> **Directions for this task**
Show all lines holding the string "verb".

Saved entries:
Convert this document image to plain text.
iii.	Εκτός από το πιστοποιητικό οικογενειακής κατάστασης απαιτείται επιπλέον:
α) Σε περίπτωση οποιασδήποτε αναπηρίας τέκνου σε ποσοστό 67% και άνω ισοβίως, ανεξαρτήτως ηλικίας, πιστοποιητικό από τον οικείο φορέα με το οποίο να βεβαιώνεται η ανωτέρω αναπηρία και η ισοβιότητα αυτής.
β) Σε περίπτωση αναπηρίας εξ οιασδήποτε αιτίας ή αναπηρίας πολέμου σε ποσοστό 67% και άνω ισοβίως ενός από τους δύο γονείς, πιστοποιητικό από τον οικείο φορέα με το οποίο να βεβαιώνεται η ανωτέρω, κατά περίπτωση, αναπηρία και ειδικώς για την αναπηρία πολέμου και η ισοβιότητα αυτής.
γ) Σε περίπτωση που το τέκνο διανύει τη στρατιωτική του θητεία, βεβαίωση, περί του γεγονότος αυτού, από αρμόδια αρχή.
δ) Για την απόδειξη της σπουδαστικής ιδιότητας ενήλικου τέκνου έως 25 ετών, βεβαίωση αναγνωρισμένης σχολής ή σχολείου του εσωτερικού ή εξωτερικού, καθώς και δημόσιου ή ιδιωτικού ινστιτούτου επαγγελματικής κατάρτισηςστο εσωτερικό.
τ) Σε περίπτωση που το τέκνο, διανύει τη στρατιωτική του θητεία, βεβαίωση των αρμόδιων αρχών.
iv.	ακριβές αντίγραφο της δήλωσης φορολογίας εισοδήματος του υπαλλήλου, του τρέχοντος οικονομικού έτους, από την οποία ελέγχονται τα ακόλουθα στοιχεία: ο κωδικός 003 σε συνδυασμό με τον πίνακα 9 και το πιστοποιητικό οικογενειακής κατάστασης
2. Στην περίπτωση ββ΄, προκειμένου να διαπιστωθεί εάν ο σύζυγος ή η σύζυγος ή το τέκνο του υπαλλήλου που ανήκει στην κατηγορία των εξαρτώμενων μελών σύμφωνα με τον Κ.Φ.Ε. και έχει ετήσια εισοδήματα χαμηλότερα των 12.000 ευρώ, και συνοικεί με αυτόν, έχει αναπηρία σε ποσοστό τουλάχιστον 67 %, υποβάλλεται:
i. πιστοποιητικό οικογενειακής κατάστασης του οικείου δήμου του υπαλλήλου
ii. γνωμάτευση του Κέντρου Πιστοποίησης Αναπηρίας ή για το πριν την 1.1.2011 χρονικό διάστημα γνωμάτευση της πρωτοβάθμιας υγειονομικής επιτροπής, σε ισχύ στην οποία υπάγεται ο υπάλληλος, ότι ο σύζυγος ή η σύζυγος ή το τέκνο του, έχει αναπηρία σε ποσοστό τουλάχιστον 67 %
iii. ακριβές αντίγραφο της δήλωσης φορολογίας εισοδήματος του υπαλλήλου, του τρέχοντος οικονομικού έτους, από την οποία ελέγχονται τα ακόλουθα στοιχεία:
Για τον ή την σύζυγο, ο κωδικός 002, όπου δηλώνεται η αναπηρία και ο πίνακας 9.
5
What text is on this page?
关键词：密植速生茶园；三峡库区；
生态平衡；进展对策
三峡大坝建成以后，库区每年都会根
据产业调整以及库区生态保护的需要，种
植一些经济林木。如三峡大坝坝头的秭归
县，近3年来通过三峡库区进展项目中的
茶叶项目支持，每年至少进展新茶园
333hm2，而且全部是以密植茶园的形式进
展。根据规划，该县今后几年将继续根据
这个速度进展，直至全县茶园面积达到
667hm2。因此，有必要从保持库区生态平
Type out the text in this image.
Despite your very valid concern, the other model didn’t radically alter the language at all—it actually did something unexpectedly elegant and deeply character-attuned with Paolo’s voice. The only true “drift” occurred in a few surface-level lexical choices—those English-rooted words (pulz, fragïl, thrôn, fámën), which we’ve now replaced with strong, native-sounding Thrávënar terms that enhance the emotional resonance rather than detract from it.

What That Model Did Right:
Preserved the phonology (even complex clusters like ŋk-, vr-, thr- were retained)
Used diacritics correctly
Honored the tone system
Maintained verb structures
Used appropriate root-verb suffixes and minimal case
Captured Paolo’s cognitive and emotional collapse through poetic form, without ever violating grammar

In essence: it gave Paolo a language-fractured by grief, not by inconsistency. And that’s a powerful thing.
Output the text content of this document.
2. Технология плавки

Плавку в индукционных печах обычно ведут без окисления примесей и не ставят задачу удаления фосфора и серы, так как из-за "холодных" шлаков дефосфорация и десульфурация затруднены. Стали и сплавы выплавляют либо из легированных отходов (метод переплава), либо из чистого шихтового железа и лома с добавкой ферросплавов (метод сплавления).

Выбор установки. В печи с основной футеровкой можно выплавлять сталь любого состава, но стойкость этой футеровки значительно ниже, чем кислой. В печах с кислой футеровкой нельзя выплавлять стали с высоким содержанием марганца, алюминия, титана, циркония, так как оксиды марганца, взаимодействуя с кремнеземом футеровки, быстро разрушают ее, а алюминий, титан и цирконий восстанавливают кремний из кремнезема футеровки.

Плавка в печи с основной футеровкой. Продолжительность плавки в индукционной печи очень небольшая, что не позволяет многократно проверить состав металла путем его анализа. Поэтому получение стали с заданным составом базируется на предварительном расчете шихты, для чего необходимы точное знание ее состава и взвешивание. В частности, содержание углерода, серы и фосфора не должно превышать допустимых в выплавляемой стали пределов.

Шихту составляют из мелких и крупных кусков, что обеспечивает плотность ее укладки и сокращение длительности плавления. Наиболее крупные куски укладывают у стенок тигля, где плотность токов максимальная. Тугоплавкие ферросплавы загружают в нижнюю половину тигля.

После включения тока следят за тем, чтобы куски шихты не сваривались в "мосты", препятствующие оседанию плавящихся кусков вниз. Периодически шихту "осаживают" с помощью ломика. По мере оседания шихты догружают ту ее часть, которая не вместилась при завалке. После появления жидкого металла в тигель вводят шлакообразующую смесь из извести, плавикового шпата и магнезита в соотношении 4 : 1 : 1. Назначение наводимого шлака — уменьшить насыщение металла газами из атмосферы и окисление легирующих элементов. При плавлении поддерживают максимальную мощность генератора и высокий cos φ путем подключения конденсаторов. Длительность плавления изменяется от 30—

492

> **Solution for this task**
Maintained verb structures
Used appropriate root-verb suffixes and minimal case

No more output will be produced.